--- start of Available records ---

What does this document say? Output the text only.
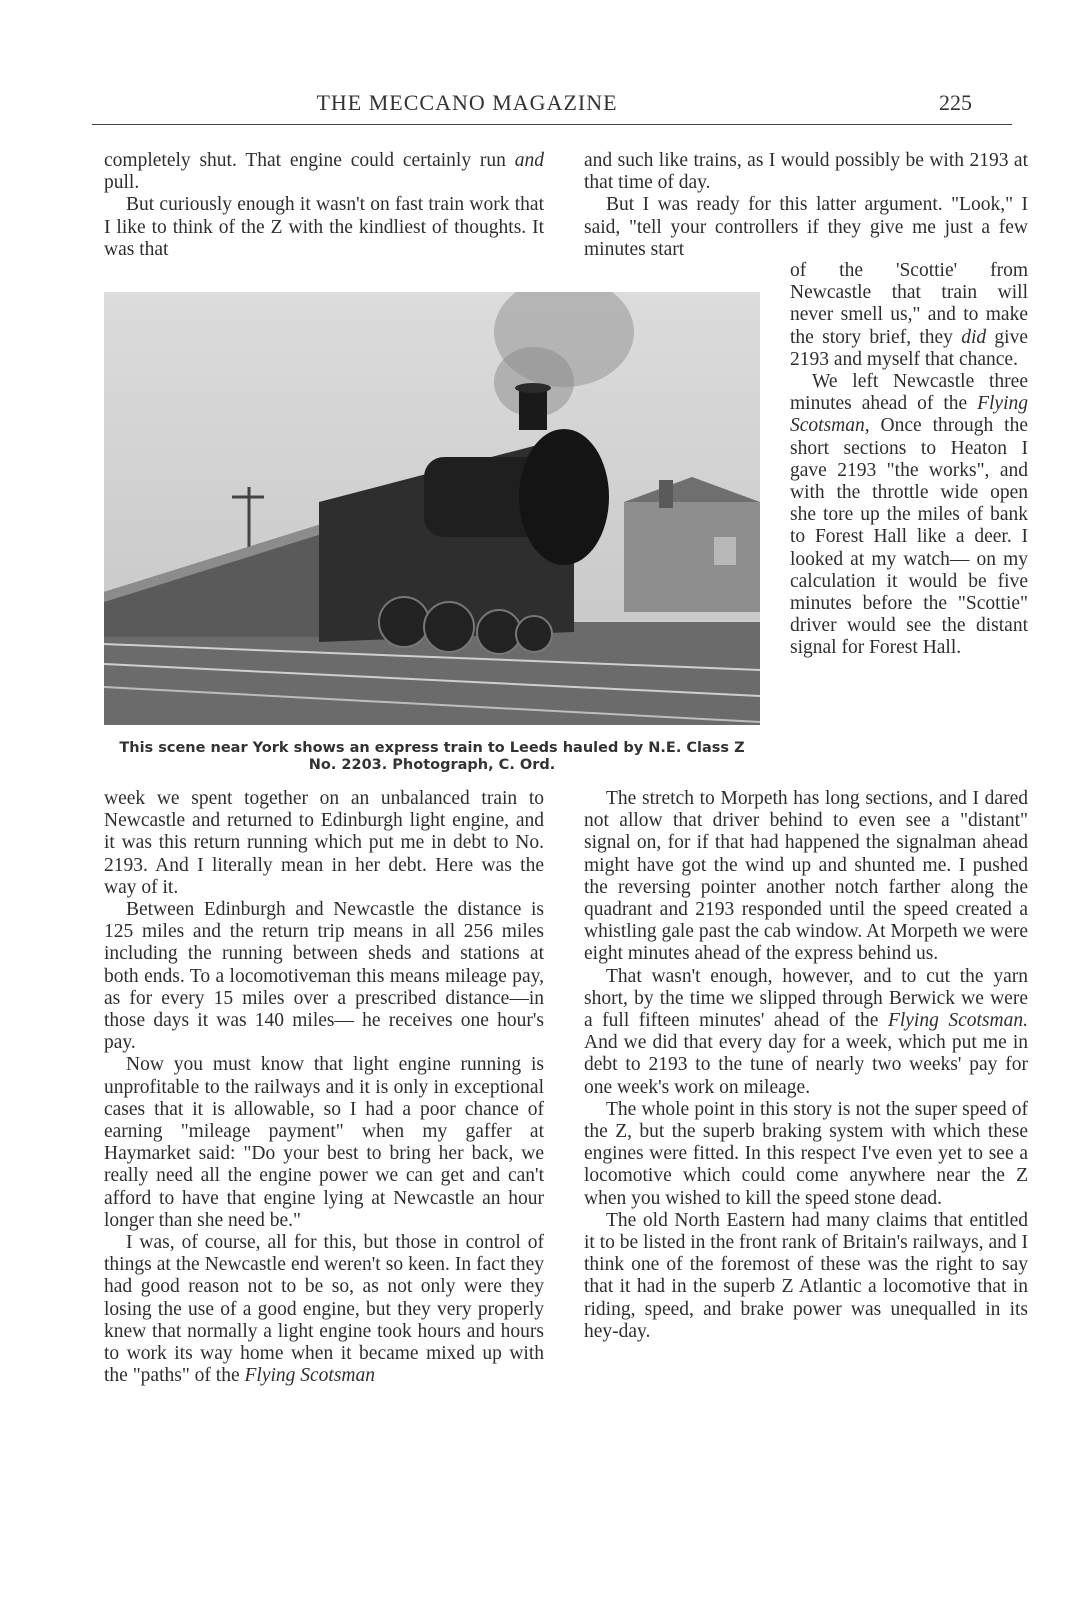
THE MECCANO MAGAZINE	225

completely shut. That engine could certainly run and pull.

But curiously enough it wasn't on fast train work that I like to think of the Z with the kindliest of thoughts. It was that

and such like trains, as I would possibly be with 2193 at that time of day.

But I was ready for this latter argument. "Look," I said, "tell your controllers if they give me just a few minutes start

of the 'Scottie' from Newcastle that train will never smell us," and to make the story brief, they did give 2193 and myself that chance.

We left Newcastle three minutes ahead of the Flying Scotsman, Once through the short sections to Heaton I gave 2193 "the works", and with the throttle wide open she tore up the miles of bank to Forest Hall like a deer. I looked at my watch— on my calculation it would be five minutes before the "Scottie" driver would see the distant signal for Forest Hall.

This scene near York shows an express train to Leeds hauled by N.E. Class Z
No. 2203. Photograph, C. Ord.

week we spent together on an unbalanced train to Newcastle and returned to Edinburgh light engine, and it was this return running which put me in debt to No. 2193. And I literally mean in her debt. Here was the way of it.

Between Edinburgh and Newcastle the distance is 125 miles and the return trip means in all 256 miles including the running between sheds and stations at both ends. To a locomotiveman this means mileage pay, as for every 15 miles over a prescribed distance—in those days it was 140 miles— he receives one hour's pay.

Now you must know that light engine running is unprofitable to the railways and it is only in exceptional cases that it is allowable, so I had a poor chance of earning "mileage payment" when my gaffer at Haymarket said: "Do your best to bring her back, we really need all the engine power we can get and can't afford to have that engine lying at Newcastle an hour longer than she need be."

I was, of course, all for this, but those in control of things at the Newcastle end weren't so keen. In fact they had good reason not to be so, as not only were they losing the use of a good engine, but they very properly knew that normally a light engine took hours and hours to work its way home when it became mixed up with the "paths" of the Flying Scotsman

The stretch to Morpeth has long sections, and I dared not allow that driver behind to even see a "distant" signal on, for if that had happened the signalman ahead might have got the wind up and shunted me. I pushed the reversing pointer another notch farther along the quadrant and 2193 responded until the speed created a whistling gale past the cab window. At Morpeth we were eight minutes ahead of the express behind us.

That wasn't enough, however, and to cut the yarn short, by the time we slipped through Berwick we were a full fifteen minutes' ahead of the Flying Scotsman. And we did that every day for a week, which put me in debt to 2193 to the tune of nearly two weeks' pay for one week's work on mileage.

The whole point in this story is not the super speed of the Z, but the superb braking system with which these engines were fitted. In this respect I've even yet to see a locomotive which could come anywhere near the Z when you wished to kill the speed stone dead.

The old North Eastern had many claims that entitled it to be listed in the front rank of Britain's railways, and I think one of the foremost of these was the right to say that it had in the superb Z Atlantic a locomotive that in riding, speed, and brake power was unequalled in its hey-day.
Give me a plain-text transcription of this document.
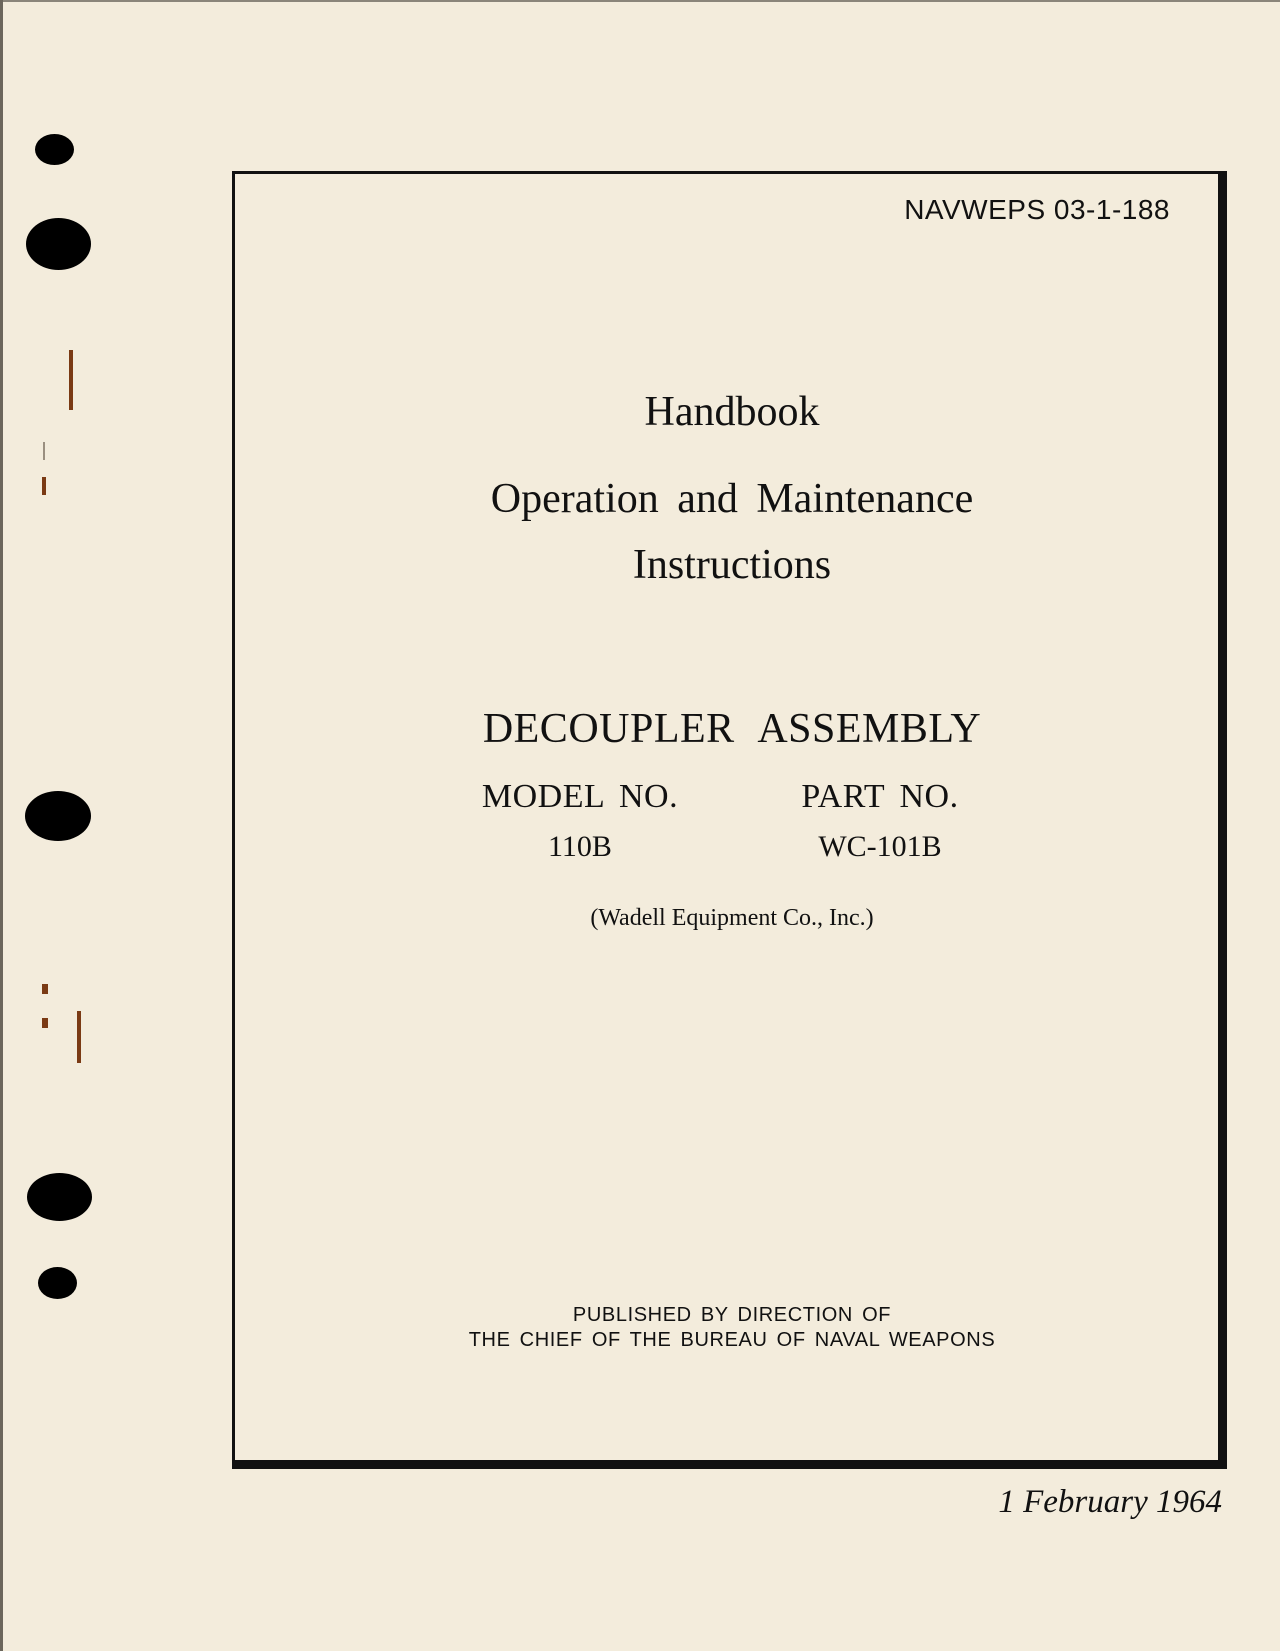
NAVWEPS 03-1-188
Handbook
Operation and Maintenance
Instructions
DECOUPLER ASSEMBLY
MODEL NO.
110B
PART NO.
WC-101B
(Wadell Equipment Co., Inc.)
PUBLISHED BY DIRECTION OF
THE CHIEF OF THE BUREAU OF NAVAL WEAPONS
1 February 1964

--- end of Available records ---

[Work instructions]:
Find the string "document" in the entries above and return each line that holds it.

[The solution]:
What does this document say? Output the text only.
Give me a plain-text transcription of this document.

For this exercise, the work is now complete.